··· WORKING DATA

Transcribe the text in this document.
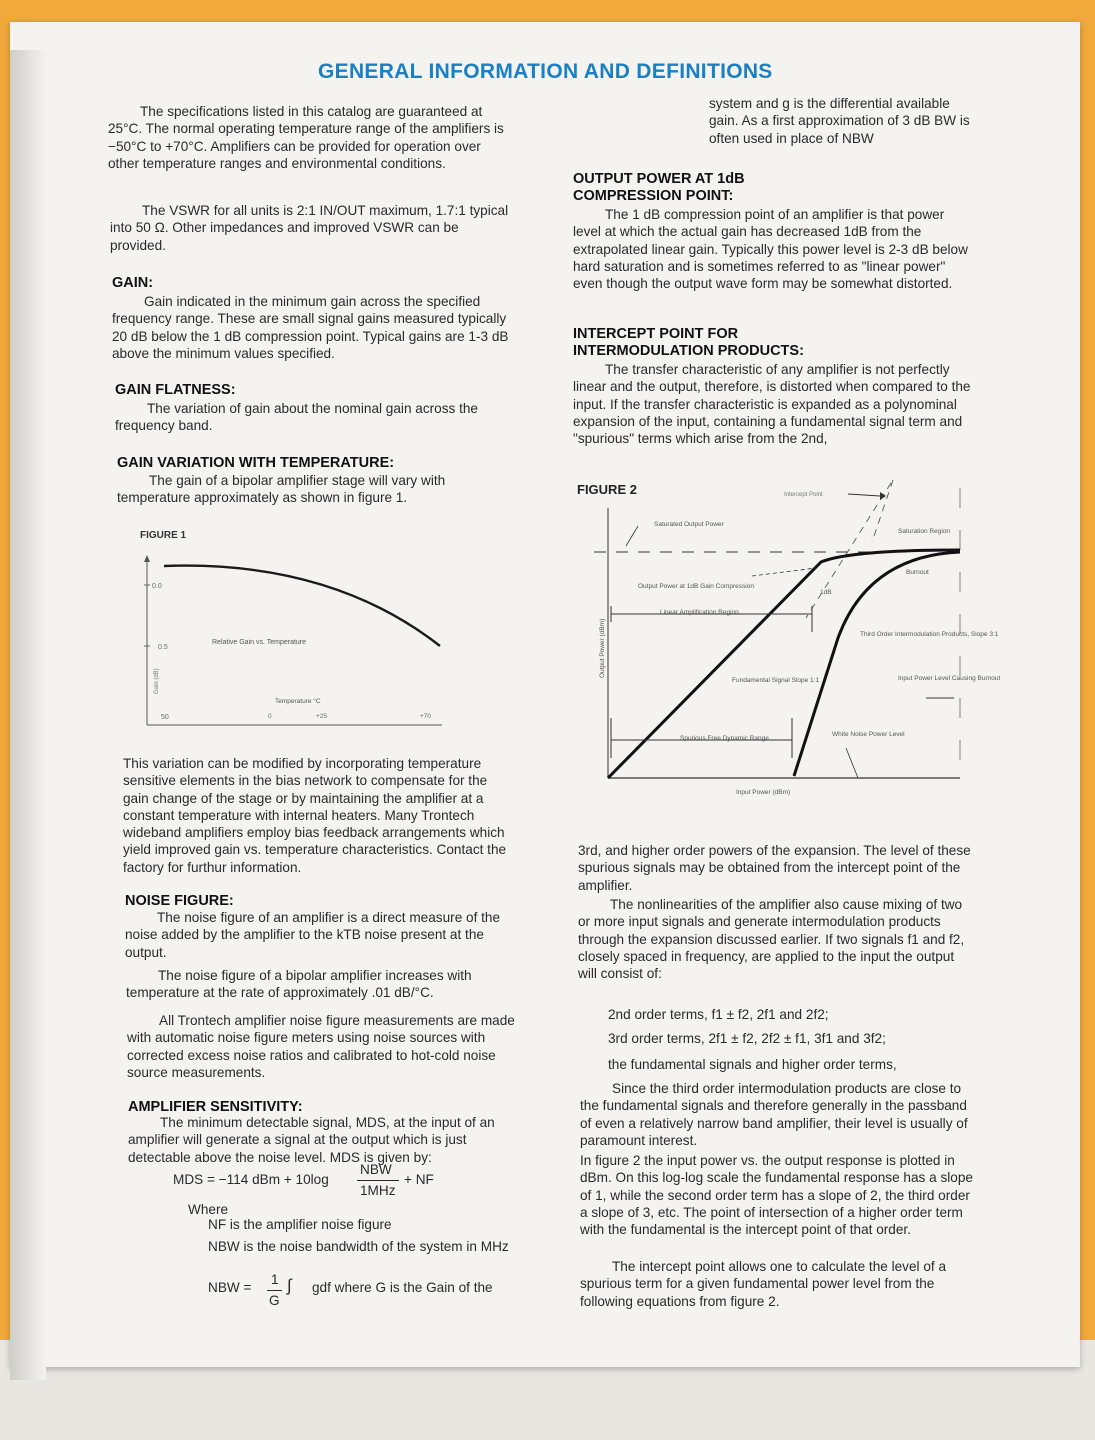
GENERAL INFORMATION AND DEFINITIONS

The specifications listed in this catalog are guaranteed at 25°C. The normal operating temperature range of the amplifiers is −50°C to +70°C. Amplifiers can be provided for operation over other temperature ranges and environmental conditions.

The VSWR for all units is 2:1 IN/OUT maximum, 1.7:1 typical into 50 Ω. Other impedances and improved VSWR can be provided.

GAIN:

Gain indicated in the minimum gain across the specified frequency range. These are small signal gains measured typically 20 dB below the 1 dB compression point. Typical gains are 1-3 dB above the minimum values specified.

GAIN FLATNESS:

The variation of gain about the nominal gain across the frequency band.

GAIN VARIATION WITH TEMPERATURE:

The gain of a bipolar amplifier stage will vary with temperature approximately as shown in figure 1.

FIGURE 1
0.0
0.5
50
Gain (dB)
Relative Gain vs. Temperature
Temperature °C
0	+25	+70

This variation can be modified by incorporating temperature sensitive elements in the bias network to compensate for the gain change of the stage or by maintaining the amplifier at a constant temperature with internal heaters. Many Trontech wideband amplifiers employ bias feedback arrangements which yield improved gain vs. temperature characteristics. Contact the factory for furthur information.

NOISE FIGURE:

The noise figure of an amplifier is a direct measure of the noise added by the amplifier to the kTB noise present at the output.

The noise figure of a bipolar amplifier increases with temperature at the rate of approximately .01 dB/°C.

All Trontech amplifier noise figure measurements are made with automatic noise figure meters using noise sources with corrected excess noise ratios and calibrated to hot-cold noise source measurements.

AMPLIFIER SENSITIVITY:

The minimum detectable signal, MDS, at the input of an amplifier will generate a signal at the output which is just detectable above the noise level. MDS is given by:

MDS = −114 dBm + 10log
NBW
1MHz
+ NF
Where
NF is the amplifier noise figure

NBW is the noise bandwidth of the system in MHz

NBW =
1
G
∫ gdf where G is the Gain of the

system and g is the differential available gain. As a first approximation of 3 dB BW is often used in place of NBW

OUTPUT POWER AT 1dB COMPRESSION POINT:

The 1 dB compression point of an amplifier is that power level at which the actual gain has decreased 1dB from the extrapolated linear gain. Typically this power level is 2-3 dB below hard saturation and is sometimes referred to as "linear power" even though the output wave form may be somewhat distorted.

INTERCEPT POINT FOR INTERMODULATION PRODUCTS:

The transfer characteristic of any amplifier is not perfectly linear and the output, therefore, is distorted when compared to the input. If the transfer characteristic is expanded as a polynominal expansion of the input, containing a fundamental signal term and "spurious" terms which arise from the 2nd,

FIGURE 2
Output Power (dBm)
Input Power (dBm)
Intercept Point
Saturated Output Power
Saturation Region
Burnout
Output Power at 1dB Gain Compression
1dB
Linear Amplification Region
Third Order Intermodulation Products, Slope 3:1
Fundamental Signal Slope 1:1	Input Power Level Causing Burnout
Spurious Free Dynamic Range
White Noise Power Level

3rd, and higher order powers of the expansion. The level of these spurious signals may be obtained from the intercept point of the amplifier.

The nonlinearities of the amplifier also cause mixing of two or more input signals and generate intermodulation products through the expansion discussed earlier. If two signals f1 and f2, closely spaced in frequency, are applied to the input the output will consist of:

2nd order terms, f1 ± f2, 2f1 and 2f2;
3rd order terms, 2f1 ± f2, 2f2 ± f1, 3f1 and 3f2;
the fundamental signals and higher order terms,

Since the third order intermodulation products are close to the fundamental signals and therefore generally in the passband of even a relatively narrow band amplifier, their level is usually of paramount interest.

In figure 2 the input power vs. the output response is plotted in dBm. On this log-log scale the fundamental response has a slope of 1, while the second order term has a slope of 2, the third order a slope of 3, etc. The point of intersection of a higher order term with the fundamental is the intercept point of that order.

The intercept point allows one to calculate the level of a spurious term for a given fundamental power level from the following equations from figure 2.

······
··· WORKING DATA

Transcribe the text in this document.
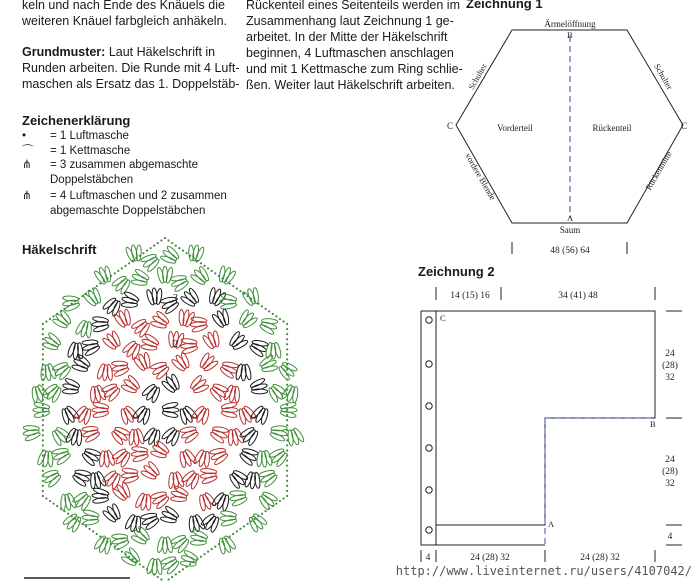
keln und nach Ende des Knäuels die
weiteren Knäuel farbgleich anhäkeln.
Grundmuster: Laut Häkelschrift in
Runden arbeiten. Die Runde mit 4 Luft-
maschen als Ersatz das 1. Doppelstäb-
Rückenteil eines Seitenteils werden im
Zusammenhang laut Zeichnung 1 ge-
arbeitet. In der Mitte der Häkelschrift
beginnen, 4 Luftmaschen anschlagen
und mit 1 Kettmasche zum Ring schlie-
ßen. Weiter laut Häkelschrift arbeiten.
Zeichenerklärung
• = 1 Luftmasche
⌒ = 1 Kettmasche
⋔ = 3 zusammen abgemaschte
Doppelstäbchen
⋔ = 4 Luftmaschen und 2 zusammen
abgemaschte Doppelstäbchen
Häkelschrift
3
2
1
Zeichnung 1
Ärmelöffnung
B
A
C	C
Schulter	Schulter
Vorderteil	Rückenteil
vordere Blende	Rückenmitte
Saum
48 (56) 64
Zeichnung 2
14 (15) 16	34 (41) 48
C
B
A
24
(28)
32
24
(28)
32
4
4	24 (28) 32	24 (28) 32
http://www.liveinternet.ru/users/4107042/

······
··· WORKING DATA

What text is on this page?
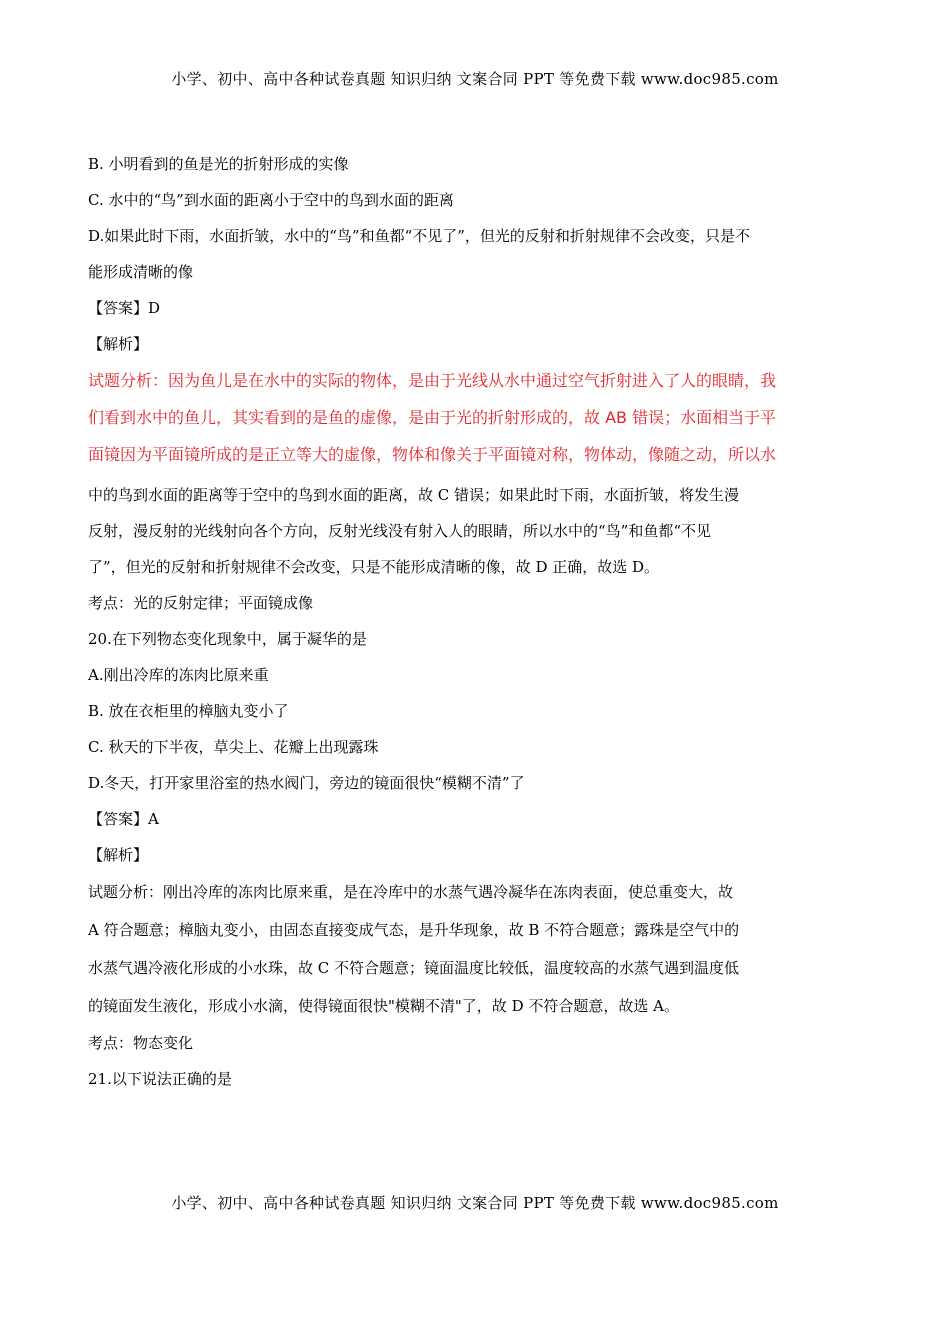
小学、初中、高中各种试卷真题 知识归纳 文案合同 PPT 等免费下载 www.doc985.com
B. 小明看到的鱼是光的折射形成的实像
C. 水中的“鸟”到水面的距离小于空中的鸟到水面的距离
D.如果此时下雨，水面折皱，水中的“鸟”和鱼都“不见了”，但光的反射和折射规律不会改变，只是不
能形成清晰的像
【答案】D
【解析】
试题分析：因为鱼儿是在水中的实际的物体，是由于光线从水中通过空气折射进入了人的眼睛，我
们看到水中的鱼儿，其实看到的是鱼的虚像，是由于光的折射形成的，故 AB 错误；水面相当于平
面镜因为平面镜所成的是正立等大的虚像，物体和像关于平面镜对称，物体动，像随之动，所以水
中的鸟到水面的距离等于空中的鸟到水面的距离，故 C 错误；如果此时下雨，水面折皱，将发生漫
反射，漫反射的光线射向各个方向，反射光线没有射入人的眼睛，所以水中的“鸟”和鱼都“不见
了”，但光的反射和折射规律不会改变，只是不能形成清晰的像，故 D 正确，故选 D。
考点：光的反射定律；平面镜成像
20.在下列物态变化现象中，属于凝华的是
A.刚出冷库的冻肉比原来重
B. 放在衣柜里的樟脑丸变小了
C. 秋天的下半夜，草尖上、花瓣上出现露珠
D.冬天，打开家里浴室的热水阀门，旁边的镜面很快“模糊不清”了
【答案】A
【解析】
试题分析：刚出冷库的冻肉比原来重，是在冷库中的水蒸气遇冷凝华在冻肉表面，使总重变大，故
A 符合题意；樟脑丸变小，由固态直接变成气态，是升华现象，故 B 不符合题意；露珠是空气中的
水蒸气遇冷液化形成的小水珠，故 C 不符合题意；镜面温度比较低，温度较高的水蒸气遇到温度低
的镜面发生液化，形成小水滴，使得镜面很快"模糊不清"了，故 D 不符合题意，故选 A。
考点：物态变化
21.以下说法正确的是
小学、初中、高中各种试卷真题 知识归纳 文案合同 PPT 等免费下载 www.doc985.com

······

# OBJECTIVE:
Every line that holds the string "但光的反射和折射规律不会改变" should be returned.

# CORRECT ANSWER:
D.如果此时下雨，水面折皱，水中的“鸟”和鱼都“不见了”，但光的反射和折射规律不会改变，只是不
了”，但光的反射和折射规律不会改变，只是不能形成清晰的像，故 D 正确，故选 D。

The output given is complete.